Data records
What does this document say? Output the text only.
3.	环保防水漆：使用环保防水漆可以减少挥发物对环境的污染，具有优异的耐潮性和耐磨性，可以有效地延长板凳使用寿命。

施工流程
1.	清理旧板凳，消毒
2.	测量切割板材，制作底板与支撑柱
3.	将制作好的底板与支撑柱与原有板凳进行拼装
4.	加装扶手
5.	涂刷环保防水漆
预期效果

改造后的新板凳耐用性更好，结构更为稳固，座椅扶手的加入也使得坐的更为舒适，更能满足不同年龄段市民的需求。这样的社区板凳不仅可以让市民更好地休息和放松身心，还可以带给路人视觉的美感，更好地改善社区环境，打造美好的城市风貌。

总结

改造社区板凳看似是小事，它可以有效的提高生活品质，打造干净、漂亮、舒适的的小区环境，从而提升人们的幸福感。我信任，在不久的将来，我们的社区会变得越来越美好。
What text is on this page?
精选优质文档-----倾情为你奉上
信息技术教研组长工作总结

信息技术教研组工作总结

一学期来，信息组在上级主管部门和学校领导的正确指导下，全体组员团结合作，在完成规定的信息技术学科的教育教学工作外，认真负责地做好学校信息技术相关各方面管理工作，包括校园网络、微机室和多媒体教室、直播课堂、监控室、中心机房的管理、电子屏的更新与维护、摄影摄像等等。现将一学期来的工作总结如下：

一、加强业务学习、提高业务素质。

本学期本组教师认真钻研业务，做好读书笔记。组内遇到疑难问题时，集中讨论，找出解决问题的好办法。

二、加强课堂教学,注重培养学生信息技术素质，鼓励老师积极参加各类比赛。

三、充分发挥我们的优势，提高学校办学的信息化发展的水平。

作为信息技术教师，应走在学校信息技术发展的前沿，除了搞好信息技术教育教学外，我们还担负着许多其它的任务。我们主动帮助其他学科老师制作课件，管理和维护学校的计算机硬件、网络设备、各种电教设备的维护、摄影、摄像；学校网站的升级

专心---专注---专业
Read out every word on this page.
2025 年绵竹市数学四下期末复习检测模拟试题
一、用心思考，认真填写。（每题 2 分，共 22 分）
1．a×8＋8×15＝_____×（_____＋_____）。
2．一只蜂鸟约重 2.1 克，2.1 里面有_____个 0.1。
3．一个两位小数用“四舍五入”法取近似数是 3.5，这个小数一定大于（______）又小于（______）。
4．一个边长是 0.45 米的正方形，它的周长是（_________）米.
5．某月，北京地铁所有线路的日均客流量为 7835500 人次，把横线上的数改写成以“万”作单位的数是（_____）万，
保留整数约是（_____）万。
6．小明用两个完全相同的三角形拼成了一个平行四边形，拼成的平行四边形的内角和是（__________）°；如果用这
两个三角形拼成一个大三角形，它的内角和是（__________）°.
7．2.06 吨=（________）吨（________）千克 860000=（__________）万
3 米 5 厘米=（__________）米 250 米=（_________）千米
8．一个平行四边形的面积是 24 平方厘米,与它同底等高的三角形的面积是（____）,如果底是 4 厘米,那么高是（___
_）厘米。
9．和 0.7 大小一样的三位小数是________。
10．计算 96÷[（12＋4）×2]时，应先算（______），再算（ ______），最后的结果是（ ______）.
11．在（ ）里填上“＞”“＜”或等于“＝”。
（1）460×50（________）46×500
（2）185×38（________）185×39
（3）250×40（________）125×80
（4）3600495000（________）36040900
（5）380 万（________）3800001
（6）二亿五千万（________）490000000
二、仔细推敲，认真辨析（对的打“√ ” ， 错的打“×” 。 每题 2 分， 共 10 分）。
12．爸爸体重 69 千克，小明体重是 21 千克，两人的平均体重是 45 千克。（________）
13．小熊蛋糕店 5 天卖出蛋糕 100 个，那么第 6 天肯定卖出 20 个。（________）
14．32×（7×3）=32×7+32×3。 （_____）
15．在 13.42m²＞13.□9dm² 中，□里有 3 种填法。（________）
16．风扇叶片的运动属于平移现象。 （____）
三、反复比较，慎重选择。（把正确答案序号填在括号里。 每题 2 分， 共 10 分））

**Request:**
Find every line in the records that contains the word "this"; copy those lines.

**Output of the exercise:**
What does this document say? Output the text only.
What text is on this page?
Read out every word on this page.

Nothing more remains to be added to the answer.